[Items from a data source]
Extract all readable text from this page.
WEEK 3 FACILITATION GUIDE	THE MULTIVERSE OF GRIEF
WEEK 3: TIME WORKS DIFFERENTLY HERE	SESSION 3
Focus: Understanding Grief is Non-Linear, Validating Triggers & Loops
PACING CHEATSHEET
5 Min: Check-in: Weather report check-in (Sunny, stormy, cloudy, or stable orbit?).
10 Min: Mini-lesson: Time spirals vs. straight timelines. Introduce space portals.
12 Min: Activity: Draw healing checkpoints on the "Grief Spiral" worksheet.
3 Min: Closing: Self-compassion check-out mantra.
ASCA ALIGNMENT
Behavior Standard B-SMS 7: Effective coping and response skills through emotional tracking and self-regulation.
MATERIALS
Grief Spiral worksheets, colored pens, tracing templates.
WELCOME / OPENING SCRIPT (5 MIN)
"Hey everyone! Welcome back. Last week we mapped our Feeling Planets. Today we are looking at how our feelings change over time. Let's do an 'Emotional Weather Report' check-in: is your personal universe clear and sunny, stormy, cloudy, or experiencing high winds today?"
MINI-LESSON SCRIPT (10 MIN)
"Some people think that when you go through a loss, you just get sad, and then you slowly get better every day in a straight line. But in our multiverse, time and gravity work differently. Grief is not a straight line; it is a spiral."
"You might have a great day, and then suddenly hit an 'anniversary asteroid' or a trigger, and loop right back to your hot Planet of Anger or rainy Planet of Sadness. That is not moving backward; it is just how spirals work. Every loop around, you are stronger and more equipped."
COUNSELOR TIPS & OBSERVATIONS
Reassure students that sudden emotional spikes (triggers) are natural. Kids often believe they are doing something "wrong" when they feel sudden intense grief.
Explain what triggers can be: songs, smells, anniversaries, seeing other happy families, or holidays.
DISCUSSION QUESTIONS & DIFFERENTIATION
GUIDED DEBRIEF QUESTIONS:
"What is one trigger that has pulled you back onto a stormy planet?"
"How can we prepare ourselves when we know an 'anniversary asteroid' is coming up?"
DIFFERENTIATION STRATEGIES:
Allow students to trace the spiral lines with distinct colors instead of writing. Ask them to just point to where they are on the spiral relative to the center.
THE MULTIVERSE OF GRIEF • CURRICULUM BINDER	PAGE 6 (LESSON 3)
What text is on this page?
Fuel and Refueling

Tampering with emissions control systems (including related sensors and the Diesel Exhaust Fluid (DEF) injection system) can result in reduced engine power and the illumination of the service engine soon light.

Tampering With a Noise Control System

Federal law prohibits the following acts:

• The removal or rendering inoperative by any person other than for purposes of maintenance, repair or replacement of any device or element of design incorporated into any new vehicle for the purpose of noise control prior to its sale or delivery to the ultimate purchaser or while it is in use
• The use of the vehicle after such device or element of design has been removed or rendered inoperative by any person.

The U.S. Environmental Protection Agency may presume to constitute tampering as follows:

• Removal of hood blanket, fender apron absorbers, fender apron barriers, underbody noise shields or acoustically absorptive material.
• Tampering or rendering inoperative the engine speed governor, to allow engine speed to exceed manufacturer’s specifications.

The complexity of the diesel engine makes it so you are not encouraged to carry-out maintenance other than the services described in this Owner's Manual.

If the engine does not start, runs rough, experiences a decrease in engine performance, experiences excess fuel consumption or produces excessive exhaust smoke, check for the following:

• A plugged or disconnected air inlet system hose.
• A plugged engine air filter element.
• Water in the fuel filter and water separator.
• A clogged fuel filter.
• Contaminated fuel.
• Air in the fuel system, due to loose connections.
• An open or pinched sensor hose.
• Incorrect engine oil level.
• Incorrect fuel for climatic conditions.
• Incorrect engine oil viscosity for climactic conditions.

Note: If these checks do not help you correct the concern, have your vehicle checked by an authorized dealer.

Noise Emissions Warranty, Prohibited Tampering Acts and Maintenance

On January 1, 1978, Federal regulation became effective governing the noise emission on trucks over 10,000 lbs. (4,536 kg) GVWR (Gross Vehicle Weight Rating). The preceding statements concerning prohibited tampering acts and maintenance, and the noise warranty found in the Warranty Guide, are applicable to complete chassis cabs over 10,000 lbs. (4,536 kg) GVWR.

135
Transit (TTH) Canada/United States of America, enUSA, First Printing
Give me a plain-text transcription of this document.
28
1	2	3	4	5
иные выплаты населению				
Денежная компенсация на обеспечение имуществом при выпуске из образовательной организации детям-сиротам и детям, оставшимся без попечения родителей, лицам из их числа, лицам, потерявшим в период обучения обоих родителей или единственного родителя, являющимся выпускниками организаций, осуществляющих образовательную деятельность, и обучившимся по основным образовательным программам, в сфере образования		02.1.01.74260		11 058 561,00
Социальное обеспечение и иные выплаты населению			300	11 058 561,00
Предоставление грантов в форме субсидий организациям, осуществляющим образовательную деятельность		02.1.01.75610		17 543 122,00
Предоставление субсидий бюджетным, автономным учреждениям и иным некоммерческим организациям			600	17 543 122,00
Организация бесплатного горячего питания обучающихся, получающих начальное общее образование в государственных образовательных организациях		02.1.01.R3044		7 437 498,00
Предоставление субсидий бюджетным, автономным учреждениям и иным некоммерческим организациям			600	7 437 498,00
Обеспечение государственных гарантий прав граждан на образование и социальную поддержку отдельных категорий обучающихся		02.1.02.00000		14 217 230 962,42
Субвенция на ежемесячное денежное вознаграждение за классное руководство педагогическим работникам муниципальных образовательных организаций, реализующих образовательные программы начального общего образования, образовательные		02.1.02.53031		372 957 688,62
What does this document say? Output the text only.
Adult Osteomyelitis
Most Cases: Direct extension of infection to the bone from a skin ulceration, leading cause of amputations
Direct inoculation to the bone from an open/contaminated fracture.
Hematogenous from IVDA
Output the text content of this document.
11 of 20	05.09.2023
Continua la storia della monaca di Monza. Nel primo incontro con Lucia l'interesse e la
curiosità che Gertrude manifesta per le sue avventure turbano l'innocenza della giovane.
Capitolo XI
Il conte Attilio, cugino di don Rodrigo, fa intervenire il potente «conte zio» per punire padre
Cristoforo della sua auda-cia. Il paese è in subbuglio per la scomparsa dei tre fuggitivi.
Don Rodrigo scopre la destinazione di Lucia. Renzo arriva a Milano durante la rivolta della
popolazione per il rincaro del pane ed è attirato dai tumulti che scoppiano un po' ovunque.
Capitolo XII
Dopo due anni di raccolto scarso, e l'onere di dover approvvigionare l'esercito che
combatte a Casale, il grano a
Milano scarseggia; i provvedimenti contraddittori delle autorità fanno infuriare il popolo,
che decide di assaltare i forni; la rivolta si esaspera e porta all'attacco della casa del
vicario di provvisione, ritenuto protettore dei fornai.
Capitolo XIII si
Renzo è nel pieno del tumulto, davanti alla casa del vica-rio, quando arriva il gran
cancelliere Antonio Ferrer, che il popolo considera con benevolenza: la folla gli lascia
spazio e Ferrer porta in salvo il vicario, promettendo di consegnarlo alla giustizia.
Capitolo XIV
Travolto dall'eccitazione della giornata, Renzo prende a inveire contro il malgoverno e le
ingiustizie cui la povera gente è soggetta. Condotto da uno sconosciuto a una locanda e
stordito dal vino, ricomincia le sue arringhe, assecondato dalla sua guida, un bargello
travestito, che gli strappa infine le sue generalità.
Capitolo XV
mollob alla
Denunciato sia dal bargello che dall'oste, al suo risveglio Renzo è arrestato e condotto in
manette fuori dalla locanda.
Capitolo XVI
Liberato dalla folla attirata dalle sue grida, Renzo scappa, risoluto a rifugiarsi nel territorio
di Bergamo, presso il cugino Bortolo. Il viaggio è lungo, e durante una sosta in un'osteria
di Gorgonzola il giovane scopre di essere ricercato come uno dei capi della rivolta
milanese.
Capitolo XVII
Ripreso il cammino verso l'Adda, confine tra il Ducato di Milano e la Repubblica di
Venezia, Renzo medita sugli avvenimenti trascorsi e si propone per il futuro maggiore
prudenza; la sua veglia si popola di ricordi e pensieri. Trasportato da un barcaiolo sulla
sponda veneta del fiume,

Stated goal -
Reply with one number only, the count of lines above that hold the string "иные".

Response -
2